• WHAT IS NEEDED:
Copy out every line that contains the word "JSON".

(Records about charts and figures)
[START]
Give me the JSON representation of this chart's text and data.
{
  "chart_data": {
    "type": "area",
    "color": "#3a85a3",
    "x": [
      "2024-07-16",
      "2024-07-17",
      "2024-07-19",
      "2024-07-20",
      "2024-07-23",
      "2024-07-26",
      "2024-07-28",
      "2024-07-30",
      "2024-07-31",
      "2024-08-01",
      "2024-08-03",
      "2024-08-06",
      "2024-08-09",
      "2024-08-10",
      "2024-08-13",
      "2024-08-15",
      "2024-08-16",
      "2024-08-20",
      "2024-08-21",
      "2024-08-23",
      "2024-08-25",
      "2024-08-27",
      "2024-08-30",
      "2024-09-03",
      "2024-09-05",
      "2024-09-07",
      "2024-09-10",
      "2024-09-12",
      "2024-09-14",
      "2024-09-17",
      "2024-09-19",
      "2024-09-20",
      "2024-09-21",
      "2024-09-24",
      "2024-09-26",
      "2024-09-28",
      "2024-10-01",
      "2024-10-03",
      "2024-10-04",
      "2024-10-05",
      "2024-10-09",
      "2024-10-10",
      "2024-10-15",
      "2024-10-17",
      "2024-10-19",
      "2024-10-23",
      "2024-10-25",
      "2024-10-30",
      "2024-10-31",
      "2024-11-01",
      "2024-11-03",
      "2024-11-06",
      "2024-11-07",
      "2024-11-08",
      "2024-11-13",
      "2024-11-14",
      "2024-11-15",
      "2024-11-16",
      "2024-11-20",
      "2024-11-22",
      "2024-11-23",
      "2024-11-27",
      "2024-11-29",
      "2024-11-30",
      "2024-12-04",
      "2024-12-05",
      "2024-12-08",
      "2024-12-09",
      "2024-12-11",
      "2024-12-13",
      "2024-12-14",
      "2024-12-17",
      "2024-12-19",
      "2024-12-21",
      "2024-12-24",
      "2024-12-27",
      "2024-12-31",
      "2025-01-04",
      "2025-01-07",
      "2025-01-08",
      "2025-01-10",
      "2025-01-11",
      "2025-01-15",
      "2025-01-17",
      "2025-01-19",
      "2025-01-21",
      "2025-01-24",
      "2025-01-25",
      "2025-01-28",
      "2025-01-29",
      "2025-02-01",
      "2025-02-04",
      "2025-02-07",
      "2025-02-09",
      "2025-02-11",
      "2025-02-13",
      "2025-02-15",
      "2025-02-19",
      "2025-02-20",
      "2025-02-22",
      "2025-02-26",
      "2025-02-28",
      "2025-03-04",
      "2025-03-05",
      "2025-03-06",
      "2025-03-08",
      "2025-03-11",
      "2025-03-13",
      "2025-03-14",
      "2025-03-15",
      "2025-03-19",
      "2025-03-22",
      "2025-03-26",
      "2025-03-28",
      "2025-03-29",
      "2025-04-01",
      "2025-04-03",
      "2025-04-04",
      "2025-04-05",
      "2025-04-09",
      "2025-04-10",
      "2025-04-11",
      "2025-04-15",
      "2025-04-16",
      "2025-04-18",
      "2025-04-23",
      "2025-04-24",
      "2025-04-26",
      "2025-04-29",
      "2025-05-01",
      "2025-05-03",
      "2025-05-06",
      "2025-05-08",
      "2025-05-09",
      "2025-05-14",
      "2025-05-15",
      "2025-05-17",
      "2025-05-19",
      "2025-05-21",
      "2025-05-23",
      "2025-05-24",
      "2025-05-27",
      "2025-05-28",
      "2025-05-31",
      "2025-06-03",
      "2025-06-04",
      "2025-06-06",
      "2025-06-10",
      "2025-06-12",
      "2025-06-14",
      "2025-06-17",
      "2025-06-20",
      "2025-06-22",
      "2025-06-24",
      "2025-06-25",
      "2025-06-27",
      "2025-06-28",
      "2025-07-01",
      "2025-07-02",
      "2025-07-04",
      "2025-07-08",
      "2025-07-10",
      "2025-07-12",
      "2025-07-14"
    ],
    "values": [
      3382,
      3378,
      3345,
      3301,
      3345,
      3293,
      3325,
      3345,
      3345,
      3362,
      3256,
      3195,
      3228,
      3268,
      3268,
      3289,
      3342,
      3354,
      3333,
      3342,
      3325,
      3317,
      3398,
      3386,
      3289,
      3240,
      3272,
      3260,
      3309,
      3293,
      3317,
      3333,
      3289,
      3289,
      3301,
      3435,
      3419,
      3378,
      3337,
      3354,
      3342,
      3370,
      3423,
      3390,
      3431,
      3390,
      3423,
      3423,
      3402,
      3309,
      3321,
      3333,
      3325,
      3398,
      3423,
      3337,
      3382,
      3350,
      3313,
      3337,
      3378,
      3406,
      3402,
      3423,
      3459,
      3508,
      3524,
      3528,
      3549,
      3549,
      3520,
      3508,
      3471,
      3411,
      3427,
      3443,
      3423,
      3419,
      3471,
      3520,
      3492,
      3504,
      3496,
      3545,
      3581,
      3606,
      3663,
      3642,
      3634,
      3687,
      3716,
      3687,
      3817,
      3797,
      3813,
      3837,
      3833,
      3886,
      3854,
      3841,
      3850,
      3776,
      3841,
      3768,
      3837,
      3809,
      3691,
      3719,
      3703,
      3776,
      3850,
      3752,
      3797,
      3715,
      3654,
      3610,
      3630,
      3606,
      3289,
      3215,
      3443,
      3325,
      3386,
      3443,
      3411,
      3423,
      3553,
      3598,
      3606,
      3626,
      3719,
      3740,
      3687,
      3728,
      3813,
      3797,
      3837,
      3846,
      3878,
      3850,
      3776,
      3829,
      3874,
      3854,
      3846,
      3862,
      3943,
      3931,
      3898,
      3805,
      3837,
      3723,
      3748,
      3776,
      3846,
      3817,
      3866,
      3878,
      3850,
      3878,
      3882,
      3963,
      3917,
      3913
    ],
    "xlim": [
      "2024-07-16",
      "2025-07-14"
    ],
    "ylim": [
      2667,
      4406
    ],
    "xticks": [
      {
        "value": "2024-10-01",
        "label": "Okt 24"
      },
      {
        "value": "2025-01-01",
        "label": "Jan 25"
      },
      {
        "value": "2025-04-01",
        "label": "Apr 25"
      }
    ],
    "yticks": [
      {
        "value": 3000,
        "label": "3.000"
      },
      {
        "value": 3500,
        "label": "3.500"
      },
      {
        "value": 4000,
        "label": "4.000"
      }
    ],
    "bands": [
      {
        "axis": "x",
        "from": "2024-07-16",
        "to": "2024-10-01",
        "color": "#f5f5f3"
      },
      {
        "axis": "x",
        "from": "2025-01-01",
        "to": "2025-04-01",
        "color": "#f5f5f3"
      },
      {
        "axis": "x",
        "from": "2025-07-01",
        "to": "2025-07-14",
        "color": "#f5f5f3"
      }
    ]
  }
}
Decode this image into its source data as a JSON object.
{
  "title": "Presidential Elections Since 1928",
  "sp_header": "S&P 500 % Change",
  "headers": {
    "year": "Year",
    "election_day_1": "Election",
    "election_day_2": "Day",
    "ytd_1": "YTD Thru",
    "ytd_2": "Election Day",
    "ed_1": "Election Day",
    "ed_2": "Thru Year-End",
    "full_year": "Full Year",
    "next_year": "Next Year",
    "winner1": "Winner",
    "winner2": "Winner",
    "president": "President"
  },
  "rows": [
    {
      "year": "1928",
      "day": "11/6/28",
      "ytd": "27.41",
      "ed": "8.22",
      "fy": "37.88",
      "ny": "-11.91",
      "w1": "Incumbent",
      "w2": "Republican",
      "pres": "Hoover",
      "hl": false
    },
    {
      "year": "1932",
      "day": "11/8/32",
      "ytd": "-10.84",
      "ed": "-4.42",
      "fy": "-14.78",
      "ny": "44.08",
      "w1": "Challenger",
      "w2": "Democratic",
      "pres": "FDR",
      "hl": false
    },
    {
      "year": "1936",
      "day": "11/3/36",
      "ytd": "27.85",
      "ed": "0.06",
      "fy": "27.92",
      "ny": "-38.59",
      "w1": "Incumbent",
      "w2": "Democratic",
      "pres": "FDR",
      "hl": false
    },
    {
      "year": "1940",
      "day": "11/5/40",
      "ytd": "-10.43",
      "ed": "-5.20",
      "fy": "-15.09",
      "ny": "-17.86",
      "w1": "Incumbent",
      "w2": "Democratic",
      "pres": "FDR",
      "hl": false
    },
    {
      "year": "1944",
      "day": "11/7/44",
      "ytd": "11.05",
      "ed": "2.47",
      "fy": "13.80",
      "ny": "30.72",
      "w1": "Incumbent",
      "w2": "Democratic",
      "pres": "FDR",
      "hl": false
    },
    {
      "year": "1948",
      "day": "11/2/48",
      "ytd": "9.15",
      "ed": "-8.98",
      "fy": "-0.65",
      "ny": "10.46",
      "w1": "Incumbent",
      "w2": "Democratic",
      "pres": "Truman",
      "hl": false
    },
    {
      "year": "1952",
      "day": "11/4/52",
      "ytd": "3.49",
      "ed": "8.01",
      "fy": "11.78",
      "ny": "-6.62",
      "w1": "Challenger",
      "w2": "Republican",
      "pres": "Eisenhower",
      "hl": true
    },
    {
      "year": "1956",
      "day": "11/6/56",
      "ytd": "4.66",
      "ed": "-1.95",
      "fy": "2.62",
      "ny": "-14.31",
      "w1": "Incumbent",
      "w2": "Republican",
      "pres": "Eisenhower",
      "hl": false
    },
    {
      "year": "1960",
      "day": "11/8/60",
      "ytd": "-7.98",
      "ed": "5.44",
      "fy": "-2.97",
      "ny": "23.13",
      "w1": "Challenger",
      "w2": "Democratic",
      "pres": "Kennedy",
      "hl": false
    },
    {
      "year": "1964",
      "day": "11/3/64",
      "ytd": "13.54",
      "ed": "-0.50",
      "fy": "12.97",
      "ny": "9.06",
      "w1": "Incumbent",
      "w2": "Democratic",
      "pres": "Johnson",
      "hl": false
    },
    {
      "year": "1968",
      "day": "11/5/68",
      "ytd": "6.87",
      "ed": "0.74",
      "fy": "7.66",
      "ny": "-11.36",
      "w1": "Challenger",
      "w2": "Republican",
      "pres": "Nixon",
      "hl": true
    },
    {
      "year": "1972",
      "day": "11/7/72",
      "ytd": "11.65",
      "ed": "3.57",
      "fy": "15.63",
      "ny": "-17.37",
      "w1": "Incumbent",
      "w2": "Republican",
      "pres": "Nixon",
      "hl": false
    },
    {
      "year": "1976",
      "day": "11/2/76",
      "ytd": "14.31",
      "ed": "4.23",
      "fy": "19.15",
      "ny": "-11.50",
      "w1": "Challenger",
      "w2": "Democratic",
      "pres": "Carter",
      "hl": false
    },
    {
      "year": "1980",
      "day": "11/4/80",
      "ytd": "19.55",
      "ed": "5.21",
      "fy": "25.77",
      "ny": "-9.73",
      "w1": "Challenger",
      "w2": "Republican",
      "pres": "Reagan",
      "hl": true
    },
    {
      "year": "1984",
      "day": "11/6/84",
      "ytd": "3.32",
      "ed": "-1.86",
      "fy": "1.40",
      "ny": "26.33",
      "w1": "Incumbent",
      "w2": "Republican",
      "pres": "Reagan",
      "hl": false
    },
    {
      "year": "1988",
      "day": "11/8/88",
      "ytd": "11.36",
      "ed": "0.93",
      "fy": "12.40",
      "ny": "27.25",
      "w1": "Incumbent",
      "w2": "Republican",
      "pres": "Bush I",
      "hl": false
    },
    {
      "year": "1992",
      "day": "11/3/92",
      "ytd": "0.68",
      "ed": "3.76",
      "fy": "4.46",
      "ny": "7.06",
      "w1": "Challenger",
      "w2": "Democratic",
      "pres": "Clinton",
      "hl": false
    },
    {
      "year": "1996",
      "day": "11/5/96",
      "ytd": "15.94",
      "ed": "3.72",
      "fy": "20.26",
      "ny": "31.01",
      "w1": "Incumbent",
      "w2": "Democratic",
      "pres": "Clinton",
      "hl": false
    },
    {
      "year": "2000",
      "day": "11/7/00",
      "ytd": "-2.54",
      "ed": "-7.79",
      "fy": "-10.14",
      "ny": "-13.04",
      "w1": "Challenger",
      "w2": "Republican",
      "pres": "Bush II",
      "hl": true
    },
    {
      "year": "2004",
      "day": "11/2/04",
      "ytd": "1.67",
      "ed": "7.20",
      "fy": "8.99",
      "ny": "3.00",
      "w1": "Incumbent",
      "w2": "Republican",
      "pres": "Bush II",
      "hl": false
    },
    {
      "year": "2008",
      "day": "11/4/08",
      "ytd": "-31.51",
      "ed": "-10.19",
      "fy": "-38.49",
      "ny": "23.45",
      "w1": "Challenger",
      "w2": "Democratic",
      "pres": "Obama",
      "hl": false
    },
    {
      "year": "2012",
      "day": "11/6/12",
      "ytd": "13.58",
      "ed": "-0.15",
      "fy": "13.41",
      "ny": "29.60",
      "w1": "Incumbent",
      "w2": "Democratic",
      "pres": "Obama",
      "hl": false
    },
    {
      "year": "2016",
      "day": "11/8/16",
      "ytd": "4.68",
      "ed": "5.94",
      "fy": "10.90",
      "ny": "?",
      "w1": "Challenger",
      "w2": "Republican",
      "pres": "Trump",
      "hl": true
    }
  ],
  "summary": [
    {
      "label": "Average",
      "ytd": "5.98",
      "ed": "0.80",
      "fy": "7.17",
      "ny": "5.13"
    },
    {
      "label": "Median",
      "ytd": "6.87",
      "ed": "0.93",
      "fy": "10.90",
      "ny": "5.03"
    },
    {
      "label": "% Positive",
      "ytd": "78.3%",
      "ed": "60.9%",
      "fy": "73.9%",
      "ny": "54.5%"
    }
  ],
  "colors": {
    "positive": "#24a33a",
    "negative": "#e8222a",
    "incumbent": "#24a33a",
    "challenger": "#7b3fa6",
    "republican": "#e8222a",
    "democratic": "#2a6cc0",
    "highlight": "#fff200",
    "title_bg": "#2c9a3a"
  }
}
[END]
• CORRECT RESPONSE:
Give me the JSON representation of this chart's text and data.
Decode this image into its source data as a JSON object.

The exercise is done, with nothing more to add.